◆ WORK TO COMPLETE
Provide an exact copy of the data, excluding the images.

── PROVIDED DATA ──

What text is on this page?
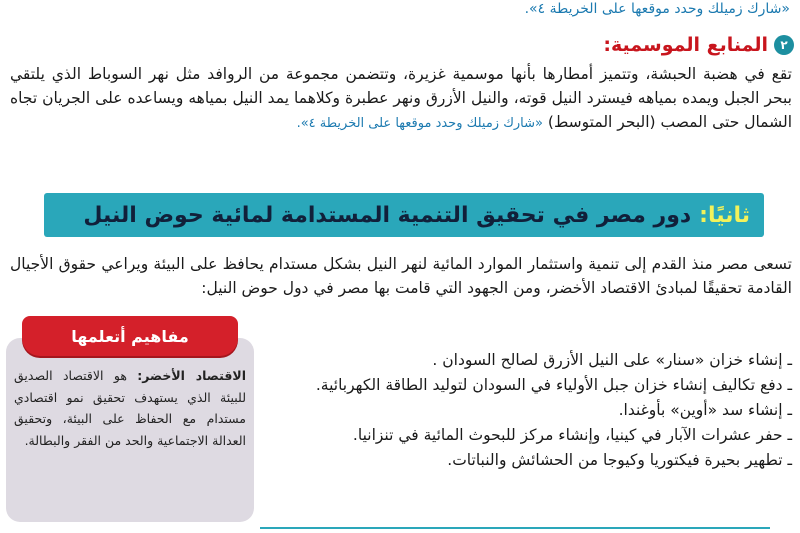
«شارك زميلك وحدد موقعها على الخريطة ٤».
٢
المنابع الموسمية:
تقع في هضبة الحبشة، وتتميز أمطارها بأنها موسمية غزيرة، وتتضمن مجموعة من الروافد مثل نهر السوباط الذي يلتقي ببحر الجبل ويمده بمياهه فيسترد النيل قوته، والنيل الأزرق ونهر عطبرة وكلاهما يمد النيل بمياهه ويساعده على الجريان تجاه الشمال حتى المصب (البحر المتوسط) «شارك زميلك وحدد موقعها على الخريطة ٤».
ثانيًا:
دور مصر في تحقيق التنمية المستدامة لمائية حوض النيل
تسعى مصر منذ القدم إلى تنمية واستثمار الموارد المائية لنهر النيل بشكل مستدام يحافظ على البيئة ويراعي حقوق الأجيال القادمة تحقيقًا لمبادئ الاقتصاد الأخضر، ومن الجهود التي قامت بها مصر في دول حوض النيل:
ـ إنشاء خزان «سنار» على النيل الأزرق لصالح السودان .
ـ دفع تكاليف إنشاء خزان جبل الأولياء في السودان لتوليد الطاقة الكهربائية.
ـ إنشاء سد «أوين» بأوغندا.
ـ حفر عشرات الآبار في كينيا، وإنشاء مركز للبحوث المائية في تنزانيا.
ـ تطهير بحيرة فيكتوريا وكيوجا من الحشائش والنباتات.
مفاهيم أتعلمها
الاقتصاد الأخضر: هو الاقتصاد الصديق للبيئة الذي يستهدف تحقيق نمو اقتصادي مستدام مع الحفاظ على البيئة، وتحقيق العدالة الاجتماعية والحد من الفقر والبطالة.
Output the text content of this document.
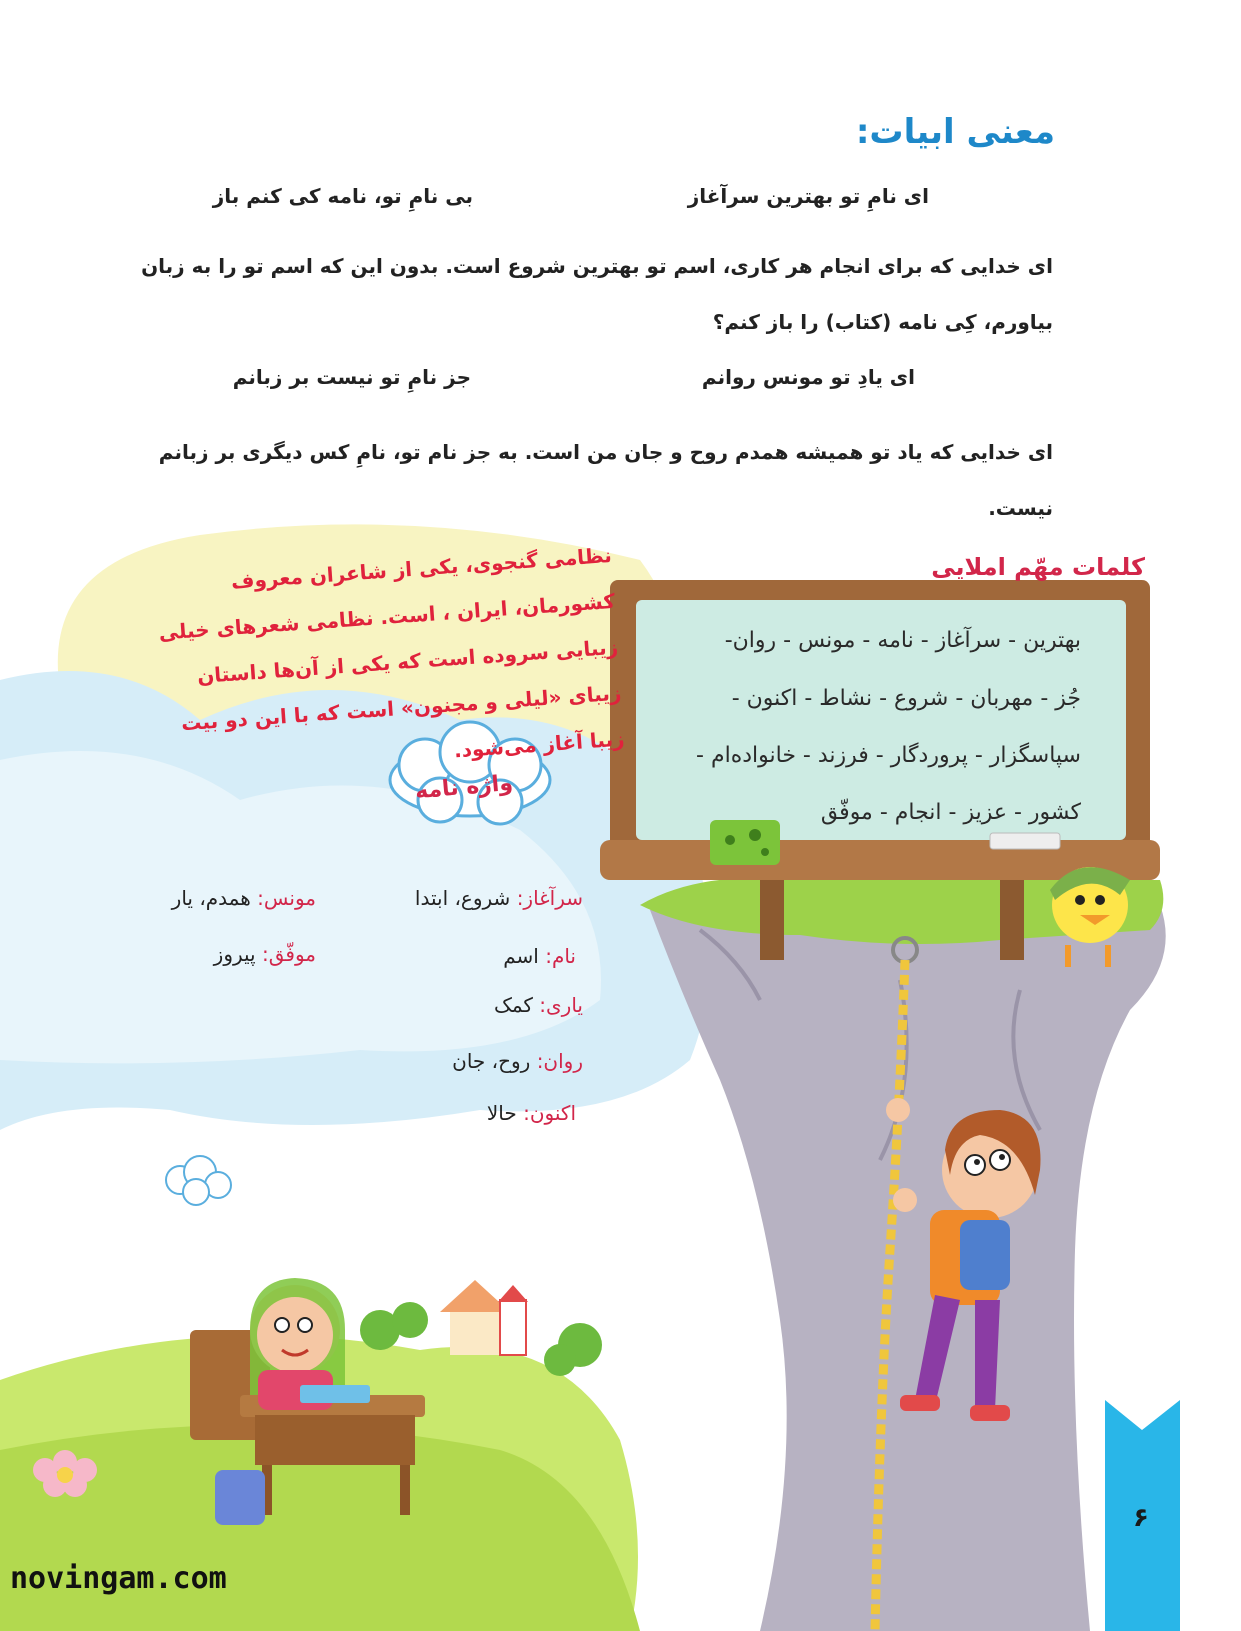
معنی ابیات:
ای نامِ تو بهترین سرآغاز
بی نامِ تو، نامه کی کنم باز
ای خدایی که برای انجام هر کاری، اسم تو بهترین شروع است. بدون این که اسم تو را به زبان بیاورم، کِی نامه (کتاب) را باز کنم؟
ای یادِ تو مونس روانم
جز نامِ تو نیست بر زبانم
ای خدایی که یاد تو همیشه همدم روح و جان من است. به جز نام تو، نامِ کس دیگری بر زبانم نیست.
نظامی گنجوی، یکی از شاعران معروف کشورمان، ایران ، است. نظامی شعرهای خیلی زیبایی سروده است که یکی از آن‌ها داستان زیبای «لیلی و مجنون» است که با این دو بیت زیبا آغاز می‌شود.
کلمات مهّم املایی
بهترین - سرآغاز - نامه - مونس - روان-
جُز - مهربان - شروع - نشاط - اکنون -
سپاسگزار - پروردگار - فرزند - خانواده‌ام -
کشور - عزیز - انجام - موفّق
واژه نامه
سرآغاز: شروع، ابتدا
نام: اسم
یاری: کمک
روان: روح، جان
اکنون: حالا
مونس: همدم، یار
موفّق: پیروز
۶
novingam.com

───

◆ COMPLETED TASK
What text is on this page?
«شارك زميلك وحدد موقعها على الخريطة ٤».
٢
المنابع الموسمية:
تقع في هضبة الحبشة، وتتميز أمطارها بأنها موسمية غزيرة، وتتضمن مجموعة من الروافد مثل نهر السوباط الذي يلتقي ببحر الجبل ويمده بمياهه فيسترد النيل قوته، والنيل الأزرق ونهر عطبرة وكلاهما يمد النيل بمياهه ويساعده على الجريان تجاه الشمال حتى المصب (البحر المتوسط) «شارك زميلك وحدد موقعها على الخريطة ٤».
ثانيًا:
دور مصر في تحقيق التنمية المستدامة لمائية حوض النيل
تسعى مصر منذ القدم إلى تنمية واستثمار الموارد المائية لنهر النيل بشكل مستدام يحافظ على البيئة ويراعي حقوق الأجيال القادمة تحقيقًا لمبادئ الاقتصاد الأخضر، ومن الجهود التي قامت بها مصر في دول حوض النيل:
ـ إنشاء خزان «سنار» على النيل الأزرق لصالح السودان .
ـ دفع تكاليف إنشاء خزان جبل الأولياء في السودان لتوليد الطاقة الكهربائية.
ـ إنشاء سد «أوين» بأوغندا.
ـ حفر عشرات الآبار في كينيا، وإنشاء مركز للبحوث المائية في تنزانيا.
ـ تطهير بحيرة فيكتوريا وكيوجا من الحشائش والنباتات.
مفاهيم أتعلمها
الاقتصاد الأخضر: هو الاقتصاد الصديق للبيئة الذي يستهدف تحقيق نمو اقتصادي مستدام مع الحفاظ على البيئة، وتحقيق العدالة الاجتماعية والحد من الفقر والبطالة.
Output the text content of this document.
معنی ابیات:
ای نامِ تو بهترین سرآغاز
بی نامِ تو، نامه کی کنم باز
ای خدایی که برای انجام هر کاری، اسم تو بهترین شروع است. بدون این که اسم تو را به زبان بیاورم، کِی نامه (کتاب) را باز کنم؟
ای یادِ تو مونس روانم
جز نامِ تو نیست بر زبانم
ای خدایی که یاد تو همیشه همدم روح و جان من است. به جز نام تو، نامِ کس دیگری بر زبانم نیست.
نظامی گنجوی، یکی از شاعران معروف کشورمان، ایران ، است. نظامی شعرهای خیلی زیبایی سروده است که یکی از آن‌ها داستان زیبای «لیلی و مجنون» است که با این دو بیت زیبا آغاز می‌شود.
کلمات مهّم املایی
بهترین - سرآغاز - نامه - مونس - روان-
جُز - مهربان - شروع - نشاط - اکنون -
سپاسگزار - پروردگار - فرزند - خانواده‌ام -
کشور - عزیز - انجام - موفّق
واژه نامه
سرآغاز: شروع، ابتدا
نام: اسم
یاری: کمک
روان: روح، جان
اکنون: حالا
مونس: همدم، یار
موفّق: پیروز
۶
novingam.com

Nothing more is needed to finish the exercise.